-- REQUIRED TASK --
Every line below that holds the string "frac" should be copied out.

Data items:
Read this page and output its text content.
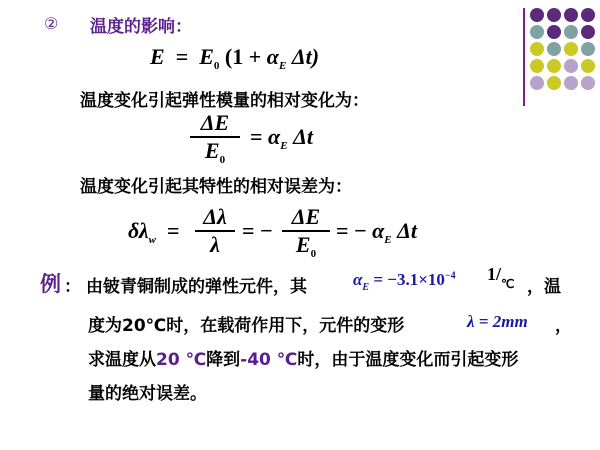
② 温度的影响：
$E = E_0$ ($1 + \alpha_E$ Δt)
温度变化引起弹性模量的相对变化为：
$\frac{\Delta E}{E_0} = \alpha_E$ Δt
温度变化引起其特性的相对误差为：
$\delta\lambda_w = \frac{\Delta\lambda}{\lambda}$ = − $\frac{\Delta E}{E_0}$ = − $\alpha_E$ Δt
例 ： 由铍青铜制成的弹性元件，其	$\alpha_E = -3.1\times 10^{-4}$ $1/_℃$ ，温
度为20℃时，在载荷作用下，元件的变形	λ = 2mm ，
求温度从20 ℃降到-40 ℃时，由于温度变化而引起变形
量的绝对误差。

-- SOLUTION TO THIS PROBLEM --
$\frac{\Delta E}{E_0} = \alpha_E$ Δt
$\delta\lambda_w = \frac{\Delta\lambda}{\lambda}$ = − $\frac{\Delta E}{E_0}$ = − $\alpha_E$ Δt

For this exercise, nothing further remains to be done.